Directions for this task :: Your task is to reproduce the entries below word for word.

Provided records ::
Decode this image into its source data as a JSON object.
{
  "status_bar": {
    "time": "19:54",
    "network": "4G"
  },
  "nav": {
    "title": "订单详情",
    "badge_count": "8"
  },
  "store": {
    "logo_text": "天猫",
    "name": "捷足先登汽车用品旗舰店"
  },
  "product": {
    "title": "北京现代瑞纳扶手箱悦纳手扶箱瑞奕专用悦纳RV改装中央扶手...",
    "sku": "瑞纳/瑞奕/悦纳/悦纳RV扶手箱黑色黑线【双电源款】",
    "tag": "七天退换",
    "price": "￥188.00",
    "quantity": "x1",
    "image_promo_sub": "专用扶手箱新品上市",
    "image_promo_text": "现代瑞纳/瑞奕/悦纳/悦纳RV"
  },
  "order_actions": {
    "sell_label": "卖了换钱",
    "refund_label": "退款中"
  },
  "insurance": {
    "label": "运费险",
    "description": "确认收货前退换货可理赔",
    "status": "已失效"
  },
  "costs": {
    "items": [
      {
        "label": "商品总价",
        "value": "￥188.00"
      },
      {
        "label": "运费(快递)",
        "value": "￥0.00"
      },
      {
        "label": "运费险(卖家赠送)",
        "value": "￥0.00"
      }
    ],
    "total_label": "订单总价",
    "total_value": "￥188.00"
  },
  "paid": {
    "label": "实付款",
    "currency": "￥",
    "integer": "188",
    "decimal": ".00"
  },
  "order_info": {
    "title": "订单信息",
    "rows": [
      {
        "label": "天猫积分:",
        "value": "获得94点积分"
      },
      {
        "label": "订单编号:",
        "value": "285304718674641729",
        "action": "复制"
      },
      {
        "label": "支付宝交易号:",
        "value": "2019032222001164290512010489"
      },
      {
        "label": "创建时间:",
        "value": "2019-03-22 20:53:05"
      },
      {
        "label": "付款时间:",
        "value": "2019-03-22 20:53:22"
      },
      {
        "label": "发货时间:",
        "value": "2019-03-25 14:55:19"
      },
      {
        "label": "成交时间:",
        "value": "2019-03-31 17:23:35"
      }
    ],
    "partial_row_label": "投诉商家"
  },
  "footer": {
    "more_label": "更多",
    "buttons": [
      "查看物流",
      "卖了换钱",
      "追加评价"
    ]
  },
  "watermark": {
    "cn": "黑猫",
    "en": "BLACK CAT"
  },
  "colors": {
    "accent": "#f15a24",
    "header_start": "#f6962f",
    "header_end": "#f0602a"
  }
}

Written response ::
Decode this image into its source data as a JSON object.
{
  "status_bar": {
    "time": "19:54",
    "network": "4G"
  },
  "nav": {
    "title": "订单详情",
    "badge_count": "8"
  },
  "store": {
    "logo_text": "天猫",
    "name": "捷足先登汽车用品旗舰店"
  },
  "product": {
    "title": "北京现代瑞纳扶手箱悦纳手扶箱瑞奕专用悦纳RV改装中央扶手...",
    "sku": "瑞纳/瑞奕/悦纳/悦纳RV扶手箱黑色黑线【双电源款】",
    "tag": "七天退换",
    "price": "￥188.00",
    "quantity": "x1",
    "image_promo_sub": "专用扶手箱新品上市",
    "image_promo_text": "现代瑞纳/瑞奕/悦纳/悦纳RV"
  },
  "order_actions": {
    "sell_label": "卖了换钱",
    "refund_label": "退款中"
  },
  "insurance": {
    "label": "运费险",
    "description": "确认收货前退换货可理赔",
    "status": "已失效"
  },
  "costs": {
    "items": [
      {
        "label": "商品总价",
        "value": "￥188.00"
      },
      {
        "label": "运费(快递)",
        "value": "￥0.00"
      },
      {
        "label": "运费险(卖家赠送)",
        "value": "￥0.00"
      }
    ],
    "total_label": "订单总价",
    "total_value": "￥188.00"
  },
  "paid": {
    "label": "实付款",
    "currency": "￥",
    "integer": "188",
    "decimal": ".00"
  },
  "order_info": {
    "title": "订单信息",
    "rows": [
      {
        "label": "天猫积分:",
        "value": "获得94点积分"
      },
      {
        "label": "订单编号:",
        "value": "285304718674641729",
        "action": "复制"
      },
      {
        "label": "支付宝交易号:",
        "value": "2019032222001164290512010489"
      },
      {
        "label": "创建时间:",
        "value": "2019-03-22 20:53:05"
      },
      {
        "label": "付款时间:",
        "value": "2019-03-22 20:53:22"
      },
      {
        "label": "发货时间:",
        "value": "2019-03-25 14:55:19"
      },
      {
        "label": "成交时间:",
        "value": "2019-03-31 17:23:35"
      }
    ],
    "partial_row_label": "投诉商家"
  },
  "footer": {
    "more_label": "更多",
    "buttons": [
      "查看物流",
      "卖了换钱",
      "追加评价"
    ]
  },
  "watermark": {
    "cn": "黑猫",
    "en": "BLACK CAT"
  },
  "colors": {
    "accent": "#f15a24",
    "header_start": "#f6962f",
    "header_end": "#f0602a"
  }
}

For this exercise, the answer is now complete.